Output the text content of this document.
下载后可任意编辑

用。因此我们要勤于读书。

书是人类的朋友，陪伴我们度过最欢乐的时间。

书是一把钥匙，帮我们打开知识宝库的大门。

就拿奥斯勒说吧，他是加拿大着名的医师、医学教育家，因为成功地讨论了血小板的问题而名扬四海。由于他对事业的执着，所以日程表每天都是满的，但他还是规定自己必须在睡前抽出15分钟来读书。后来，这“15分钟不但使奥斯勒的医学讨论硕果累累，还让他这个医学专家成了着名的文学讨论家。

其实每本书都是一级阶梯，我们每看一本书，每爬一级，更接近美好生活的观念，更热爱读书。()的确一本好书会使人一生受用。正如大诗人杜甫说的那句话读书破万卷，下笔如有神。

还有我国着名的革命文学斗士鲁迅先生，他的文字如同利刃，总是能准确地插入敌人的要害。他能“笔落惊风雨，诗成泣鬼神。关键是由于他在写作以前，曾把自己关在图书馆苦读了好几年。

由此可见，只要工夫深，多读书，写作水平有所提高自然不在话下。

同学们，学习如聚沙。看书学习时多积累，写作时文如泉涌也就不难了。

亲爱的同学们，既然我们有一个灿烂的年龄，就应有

──────────────────────────────

▸ Work to be completed
Transcribe each entry exactly.

▸ Solution to the problem
Output the text content of this document.
下载后可任意编辑

用。因此我们要勤于读书。

书是人类的朋友，陪伴我们度过最欢乐的时间。

书是一把钥匙，帮我们打开知识宝库的大门。

就拿奥斯勒说吧，他是加拿大着名的医师、医学教育家，因为成功地讨论了血小板的问题而名扬四海。由于他对事业的执着，所以日程表每天都是满的，但他还是规定自己必须在睡前抽出15分钟来读书。后来，这“15分钟不但使奥斯勒的医学讨论硕果累累，还让他这个医学专家成了着名的文学讨论家。

其实每本书都是一级阶梯，我们每看一本书，每爬一级，更接近美好生活的观念，更热爱读书。()的确一本好书会使人一生受用。正如大诗人杜甫说的那句话读书破万卷，下笔如有神。

还有我国着名的革命文学斗士鲁迅先生，他的文字如同利刃，总是能准确地插入敌人的要害。他能“笔落惊风雨，诗成泣鬼神。关键是由于他在写作以前，曾把自己关在图书馆苦读了好几年。

由此可见，只要工夫深，多读书，写作水平有所提高自然不在话下。

同学们，学习如聚沙。看书学习时多积累，写作时文如泉涌也就不难了。

亲爱的同学们，既然我们有一个灿烂的年龄，就应有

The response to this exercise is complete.